**WHAT IS NEEDED**.
Write out every record below exactly as it appears.

**AVAILABLE RECORDS**.
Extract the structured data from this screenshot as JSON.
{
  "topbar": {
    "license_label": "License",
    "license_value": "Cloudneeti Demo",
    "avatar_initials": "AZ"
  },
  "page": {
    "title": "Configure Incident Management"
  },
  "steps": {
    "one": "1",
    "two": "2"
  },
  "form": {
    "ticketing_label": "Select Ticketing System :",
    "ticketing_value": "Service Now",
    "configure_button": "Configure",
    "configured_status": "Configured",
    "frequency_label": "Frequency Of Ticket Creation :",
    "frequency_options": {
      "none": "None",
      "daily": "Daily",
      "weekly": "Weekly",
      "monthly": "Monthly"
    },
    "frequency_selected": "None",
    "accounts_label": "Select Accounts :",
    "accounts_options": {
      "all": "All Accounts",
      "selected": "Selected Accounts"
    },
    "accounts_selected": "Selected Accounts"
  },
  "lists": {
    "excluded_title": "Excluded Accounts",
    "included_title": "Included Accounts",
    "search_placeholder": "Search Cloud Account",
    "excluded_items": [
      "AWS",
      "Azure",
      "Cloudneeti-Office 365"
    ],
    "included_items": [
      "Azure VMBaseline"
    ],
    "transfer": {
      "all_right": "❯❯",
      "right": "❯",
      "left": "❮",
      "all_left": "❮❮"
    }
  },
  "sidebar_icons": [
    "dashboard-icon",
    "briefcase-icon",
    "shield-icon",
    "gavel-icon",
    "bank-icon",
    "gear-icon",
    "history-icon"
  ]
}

**SOLUTION**.
Extract the structured data from this screenshot as JSON.
{
  "topbar": {
    "license_label": "License",
    "license_value": "Cloudneeti Demo",
    "avatar_initials": "AZ"
  },
  "page": {
    "title": "Configure Incident Management"
  },
  "steps": {
    "one": "1",
    "two": "2"
  },
  "form": {
    "ticketing_label": "Select Ticketing System :",
    "ticketing_value": "Service Now",
    "configure_button": "Configure",
    "configured_status": "Configured",
    "frequency_label": "Frequency Of Ticket Creation :",
    "frequency_options": {
      "none": "None",
      "daily": "Daily",
      "weekly": "Weekly",
      "monthly": "Monthly"
    },
    "frequency_selected": "None",
    "accounts_label": "Select Accounts :",
    "accounts_options": {
      "all": "All Accounts",
      "selected": "Selected Accounts"
    },
    "accounts_selected": "Selected Accounts"
  },
  "lists": {
    "excluded_title": "Excluded Accounts",
    "included_title": "Included Accounts",
    "search_placeholder": "Search Cloud Account",
    "excluded_items": [
      "AWS",
      "Azure",
      "Cloudneeti-Office 365"
    ],
    "included_items": [
      "Azure VMBaseline"
    ],
    "transfer": {
      "all_right": "❯❯",
      "right": "❯",
      "left": "❮",
      "all_left": "❮❮"
    }
  },
  "sidebar_icons": [
    "dashboard-icon",
    "briefcase-icon",
    "shield-icon",
    "gavel-icon",
    "bank-icon",
    "gear-icon",
    "history-icon"
  ]
}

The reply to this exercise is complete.